━━ Task material

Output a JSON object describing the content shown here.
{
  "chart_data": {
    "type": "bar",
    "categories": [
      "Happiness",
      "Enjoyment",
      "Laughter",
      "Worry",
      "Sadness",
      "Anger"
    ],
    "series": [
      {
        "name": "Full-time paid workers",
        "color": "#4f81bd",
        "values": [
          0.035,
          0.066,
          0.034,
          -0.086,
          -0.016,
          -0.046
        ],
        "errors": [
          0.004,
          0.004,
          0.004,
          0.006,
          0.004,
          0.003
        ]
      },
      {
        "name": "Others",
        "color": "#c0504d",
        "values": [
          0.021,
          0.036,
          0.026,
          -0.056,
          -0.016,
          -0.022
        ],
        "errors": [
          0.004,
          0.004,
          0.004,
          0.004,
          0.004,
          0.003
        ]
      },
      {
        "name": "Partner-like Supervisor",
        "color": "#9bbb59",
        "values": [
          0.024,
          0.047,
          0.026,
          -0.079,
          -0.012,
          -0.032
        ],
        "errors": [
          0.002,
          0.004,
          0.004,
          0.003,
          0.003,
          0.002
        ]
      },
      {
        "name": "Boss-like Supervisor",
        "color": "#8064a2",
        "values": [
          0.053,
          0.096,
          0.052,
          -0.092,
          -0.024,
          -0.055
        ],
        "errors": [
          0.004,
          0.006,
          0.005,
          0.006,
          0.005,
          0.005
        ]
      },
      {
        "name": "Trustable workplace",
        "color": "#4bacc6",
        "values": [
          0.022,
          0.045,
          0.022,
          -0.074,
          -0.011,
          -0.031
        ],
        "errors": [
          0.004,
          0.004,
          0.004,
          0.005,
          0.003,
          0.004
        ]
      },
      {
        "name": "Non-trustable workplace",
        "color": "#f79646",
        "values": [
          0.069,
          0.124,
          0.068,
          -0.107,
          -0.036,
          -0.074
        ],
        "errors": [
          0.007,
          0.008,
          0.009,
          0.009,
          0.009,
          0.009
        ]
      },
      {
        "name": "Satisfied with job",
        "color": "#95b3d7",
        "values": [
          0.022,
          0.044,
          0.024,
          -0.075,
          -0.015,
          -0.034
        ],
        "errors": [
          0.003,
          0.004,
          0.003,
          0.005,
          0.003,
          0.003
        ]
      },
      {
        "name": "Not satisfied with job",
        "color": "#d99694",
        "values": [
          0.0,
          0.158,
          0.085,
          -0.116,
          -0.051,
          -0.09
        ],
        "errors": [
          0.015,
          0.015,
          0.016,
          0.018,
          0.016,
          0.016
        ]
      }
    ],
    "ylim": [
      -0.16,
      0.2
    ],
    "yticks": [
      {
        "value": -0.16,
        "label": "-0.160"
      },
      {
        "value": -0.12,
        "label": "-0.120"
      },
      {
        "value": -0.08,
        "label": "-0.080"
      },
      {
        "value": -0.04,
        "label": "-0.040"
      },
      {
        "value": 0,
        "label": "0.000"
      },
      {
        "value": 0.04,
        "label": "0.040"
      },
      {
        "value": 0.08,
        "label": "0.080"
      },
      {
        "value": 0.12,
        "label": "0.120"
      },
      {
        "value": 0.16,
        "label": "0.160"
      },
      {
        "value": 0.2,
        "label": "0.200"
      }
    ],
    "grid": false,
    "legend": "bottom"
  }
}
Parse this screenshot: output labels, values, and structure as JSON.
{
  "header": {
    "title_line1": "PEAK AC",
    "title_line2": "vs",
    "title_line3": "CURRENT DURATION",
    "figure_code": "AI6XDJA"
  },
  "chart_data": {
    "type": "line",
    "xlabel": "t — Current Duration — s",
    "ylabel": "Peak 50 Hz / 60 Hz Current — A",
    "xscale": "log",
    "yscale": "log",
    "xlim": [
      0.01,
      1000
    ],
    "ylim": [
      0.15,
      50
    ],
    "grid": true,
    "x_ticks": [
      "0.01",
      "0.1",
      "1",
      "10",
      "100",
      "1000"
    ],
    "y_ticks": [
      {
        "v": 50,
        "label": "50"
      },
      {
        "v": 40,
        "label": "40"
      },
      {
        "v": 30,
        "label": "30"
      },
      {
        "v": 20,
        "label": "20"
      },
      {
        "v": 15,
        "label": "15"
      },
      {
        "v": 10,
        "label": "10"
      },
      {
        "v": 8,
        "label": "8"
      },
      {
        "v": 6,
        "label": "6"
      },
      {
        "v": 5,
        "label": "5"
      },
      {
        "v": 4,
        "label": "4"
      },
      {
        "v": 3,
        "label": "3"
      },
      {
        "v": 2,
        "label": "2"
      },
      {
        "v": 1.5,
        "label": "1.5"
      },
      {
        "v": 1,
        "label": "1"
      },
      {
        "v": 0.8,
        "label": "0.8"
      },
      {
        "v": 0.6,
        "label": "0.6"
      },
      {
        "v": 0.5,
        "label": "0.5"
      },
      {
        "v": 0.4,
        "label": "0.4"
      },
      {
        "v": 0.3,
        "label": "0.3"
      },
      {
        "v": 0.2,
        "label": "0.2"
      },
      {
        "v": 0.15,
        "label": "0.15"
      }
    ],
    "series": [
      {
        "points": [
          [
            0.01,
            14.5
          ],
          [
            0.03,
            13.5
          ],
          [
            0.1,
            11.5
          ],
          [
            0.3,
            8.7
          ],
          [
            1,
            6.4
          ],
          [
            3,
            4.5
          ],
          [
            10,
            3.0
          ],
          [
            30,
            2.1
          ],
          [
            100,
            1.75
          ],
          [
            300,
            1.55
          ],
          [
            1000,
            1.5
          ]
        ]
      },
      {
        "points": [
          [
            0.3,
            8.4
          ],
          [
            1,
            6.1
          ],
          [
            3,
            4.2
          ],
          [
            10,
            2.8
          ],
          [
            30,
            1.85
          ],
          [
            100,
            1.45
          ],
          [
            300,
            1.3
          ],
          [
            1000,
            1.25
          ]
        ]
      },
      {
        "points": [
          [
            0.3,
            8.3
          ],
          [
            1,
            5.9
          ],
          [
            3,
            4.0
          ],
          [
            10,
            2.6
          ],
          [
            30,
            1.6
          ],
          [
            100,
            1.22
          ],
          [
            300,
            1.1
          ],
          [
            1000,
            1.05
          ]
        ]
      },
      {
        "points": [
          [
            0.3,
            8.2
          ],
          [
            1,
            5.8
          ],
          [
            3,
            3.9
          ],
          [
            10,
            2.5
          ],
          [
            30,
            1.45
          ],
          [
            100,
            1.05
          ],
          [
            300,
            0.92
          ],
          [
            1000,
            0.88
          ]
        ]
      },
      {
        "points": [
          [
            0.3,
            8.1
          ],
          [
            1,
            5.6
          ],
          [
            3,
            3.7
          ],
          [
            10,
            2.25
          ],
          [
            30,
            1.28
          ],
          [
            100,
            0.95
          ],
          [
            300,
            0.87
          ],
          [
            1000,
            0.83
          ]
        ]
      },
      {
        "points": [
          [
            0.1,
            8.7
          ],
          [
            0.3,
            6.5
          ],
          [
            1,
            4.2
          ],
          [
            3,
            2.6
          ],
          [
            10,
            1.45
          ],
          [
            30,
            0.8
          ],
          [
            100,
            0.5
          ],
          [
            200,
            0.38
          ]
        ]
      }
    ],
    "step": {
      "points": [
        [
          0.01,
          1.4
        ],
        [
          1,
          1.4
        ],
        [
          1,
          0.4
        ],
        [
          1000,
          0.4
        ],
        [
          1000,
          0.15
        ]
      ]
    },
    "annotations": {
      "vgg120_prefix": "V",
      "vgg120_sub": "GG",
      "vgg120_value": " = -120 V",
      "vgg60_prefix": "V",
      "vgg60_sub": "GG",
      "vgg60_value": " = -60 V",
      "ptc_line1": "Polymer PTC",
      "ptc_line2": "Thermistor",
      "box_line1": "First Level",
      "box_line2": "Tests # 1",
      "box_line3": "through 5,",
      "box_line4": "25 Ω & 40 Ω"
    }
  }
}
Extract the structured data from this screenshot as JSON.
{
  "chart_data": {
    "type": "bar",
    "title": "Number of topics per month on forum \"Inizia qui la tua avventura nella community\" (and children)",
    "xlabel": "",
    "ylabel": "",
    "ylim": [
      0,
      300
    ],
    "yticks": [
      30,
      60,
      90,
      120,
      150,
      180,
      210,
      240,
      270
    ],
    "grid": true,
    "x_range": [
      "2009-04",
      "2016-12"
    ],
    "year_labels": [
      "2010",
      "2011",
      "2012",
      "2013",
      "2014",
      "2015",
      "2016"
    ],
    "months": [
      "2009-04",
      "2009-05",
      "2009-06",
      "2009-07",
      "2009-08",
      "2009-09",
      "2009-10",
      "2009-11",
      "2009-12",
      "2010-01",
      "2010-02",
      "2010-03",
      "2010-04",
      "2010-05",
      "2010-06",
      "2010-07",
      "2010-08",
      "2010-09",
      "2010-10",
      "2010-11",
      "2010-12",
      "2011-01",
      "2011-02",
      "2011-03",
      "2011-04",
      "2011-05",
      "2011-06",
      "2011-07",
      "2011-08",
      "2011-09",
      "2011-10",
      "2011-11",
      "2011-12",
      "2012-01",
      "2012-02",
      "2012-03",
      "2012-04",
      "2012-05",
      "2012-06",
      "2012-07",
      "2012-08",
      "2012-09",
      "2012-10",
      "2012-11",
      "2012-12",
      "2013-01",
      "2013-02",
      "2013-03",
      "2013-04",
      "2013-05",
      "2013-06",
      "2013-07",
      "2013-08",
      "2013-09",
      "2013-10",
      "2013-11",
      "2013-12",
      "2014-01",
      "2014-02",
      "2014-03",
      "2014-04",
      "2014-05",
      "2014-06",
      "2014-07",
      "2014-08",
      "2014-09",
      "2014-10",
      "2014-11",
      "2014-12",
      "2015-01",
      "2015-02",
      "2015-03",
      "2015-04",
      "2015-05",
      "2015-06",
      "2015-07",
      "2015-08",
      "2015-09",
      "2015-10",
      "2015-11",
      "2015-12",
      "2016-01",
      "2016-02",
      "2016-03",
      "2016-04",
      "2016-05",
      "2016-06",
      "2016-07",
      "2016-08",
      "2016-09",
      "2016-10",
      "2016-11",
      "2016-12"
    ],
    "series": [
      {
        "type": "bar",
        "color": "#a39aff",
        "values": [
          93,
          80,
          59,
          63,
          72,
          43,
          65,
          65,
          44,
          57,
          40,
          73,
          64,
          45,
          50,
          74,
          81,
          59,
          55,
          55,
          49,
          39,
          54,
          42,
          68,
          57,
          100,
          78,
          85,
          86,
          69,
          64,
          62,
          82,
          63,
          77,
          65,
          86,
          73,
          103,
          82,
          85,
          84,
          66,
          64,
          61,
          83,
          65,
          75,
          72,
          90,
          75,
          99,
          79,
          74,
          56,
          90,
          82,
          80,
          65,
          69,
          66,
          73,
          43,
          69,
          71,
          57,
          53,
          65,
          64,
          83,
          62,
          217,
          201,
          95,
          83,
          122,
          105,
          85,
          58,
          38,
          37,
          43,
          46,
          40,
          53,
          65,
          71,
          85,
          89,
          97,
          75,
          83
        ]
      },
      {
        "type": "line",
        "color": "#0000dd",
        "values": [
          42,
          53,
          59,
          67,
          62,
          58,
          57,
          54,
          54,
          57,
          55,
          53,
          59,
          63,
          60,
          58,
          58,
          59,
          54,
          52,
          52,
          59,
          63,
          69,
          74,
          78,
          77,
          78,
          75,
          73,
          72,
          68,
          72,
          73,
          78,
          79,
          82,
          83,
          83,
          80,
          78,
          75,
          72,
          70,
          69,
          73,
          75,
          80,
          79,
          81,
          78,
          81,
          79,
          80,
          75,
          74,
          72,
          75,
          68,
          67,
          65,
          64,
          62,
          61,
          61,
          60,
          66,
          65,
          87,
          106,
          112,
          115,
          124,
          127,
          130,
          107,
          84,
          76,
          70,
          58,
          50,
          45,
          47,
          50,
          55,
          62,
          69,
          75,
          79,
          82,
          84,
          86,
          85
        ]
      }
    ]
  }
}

━━━━

■ Goal ■
Search the data above for the string "color" and copy each line that has it.

■ The answer ■
        "color": "#4f81bd",
        "color": "#c0504d",
        "color": "#9bbb59",
        "color": "#8064a2",
        "color": "#4bacc6",
        "color": "#f79646",
        "color": "#95b3d7",
        "color": "#d99694",
        "color": "#a39aff",
        "color": "#0000dd",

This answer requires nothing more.